_Requirements_:
Write out the records that appear below, verbatim and complete, but without pictures.

_Material_:
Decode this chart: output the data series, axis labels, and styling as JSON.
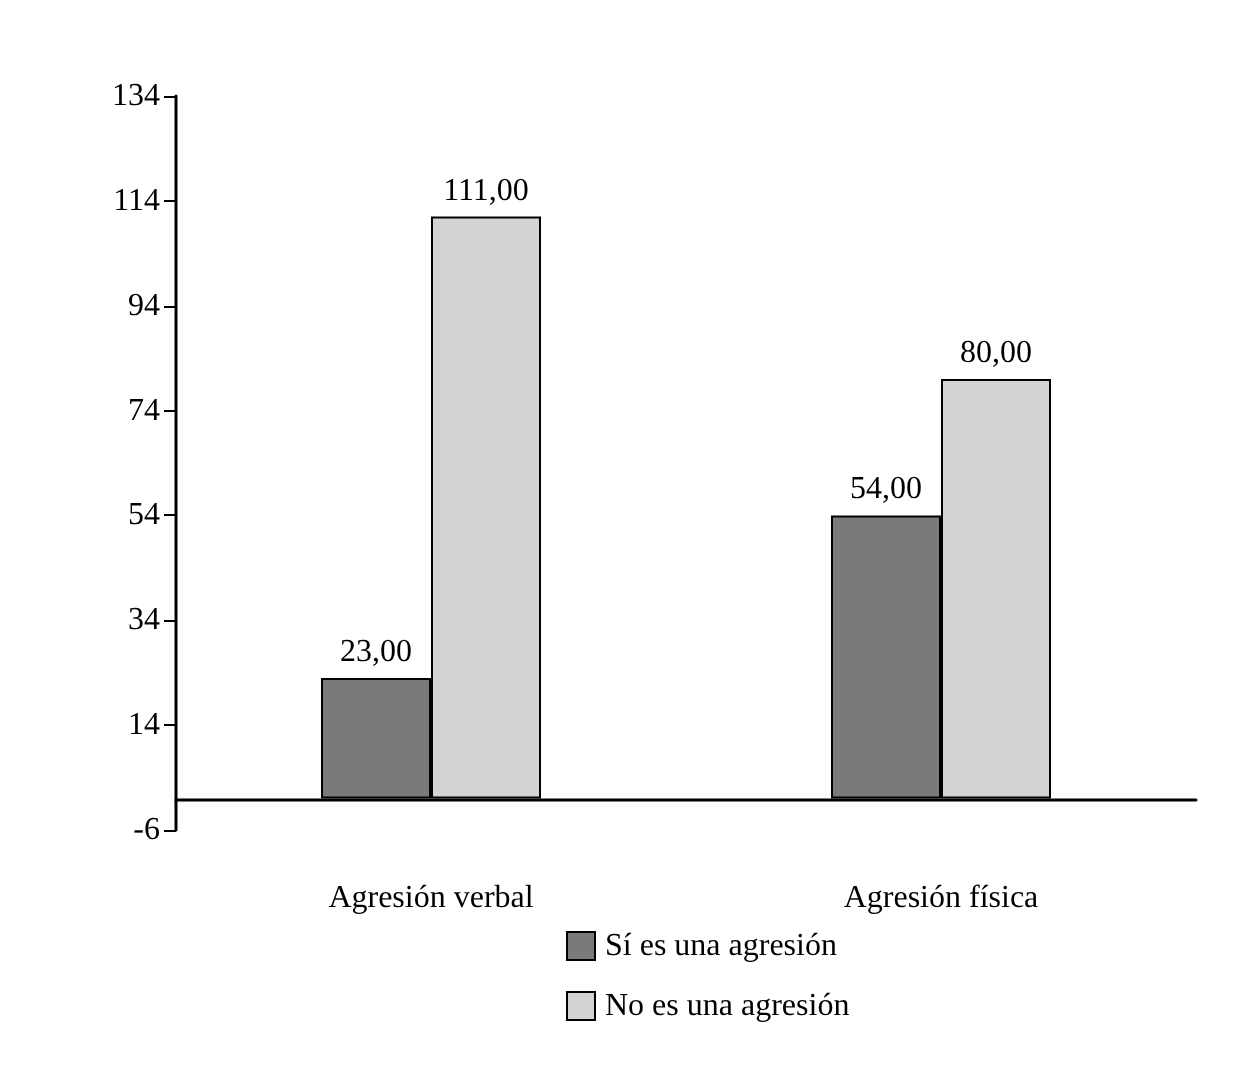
{
  "chart_data": {
    "type": "bar",
    "categories": [
      "Agresión verbal",
      "Agresión física"
    ],
    "series": [
      {
        "name": "Sí es una agresión",
        "color": "#7a7a7a",
        "values": [
          23,
          54
        ],
        "value_labels": [
          "23,00",
          "54,00"
        ]
      },
      {
        "name": "No es una agresión",
        "color": "#d3d3d3",
        "values": [
          111,
          80
        ],
        "value_labels": [
          "111,00",
          "80,00"
        ]
      }
    ],
    "ylim": [
      -6,
      134
    ],
    "yticks": [
      -6,
      14,
      34,
      54,
      74,
      94,
      114,
      134
    ],
    "grid": false,
    "legend": "bottom"
  }
}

_Task response_:
Decode this chart: output the data series, axis labels, and styling as JSON.
{
  "chart_data": {
    "type": "bar",
    "categories": [
      "Agresión verbal",
      "Agresión física"
    ],
    "series": [
      {
        "name": "Sí es una agresión",
        "color": "#7a7a7a",
        "values": [
          23,
          54
        ],
        "value_labels": [
          "23,00",
          "54,00"
        ]
      },
      {
        "name": "No es una agresión",
        "color": "#d3d3d3",
        "values": [
          111,
          80
        ],
        "value_labels": [
          "111,00",
          "80,00"
        ]
      }
    ],
    "ylim": [
      -6,
      134
    ],
    "yticks": [
      -6,
      14,
      34,
      54,
      74,
      94,
      114,
      134
    ],
    "grid": false,
    "legend": "bottom"
  }
}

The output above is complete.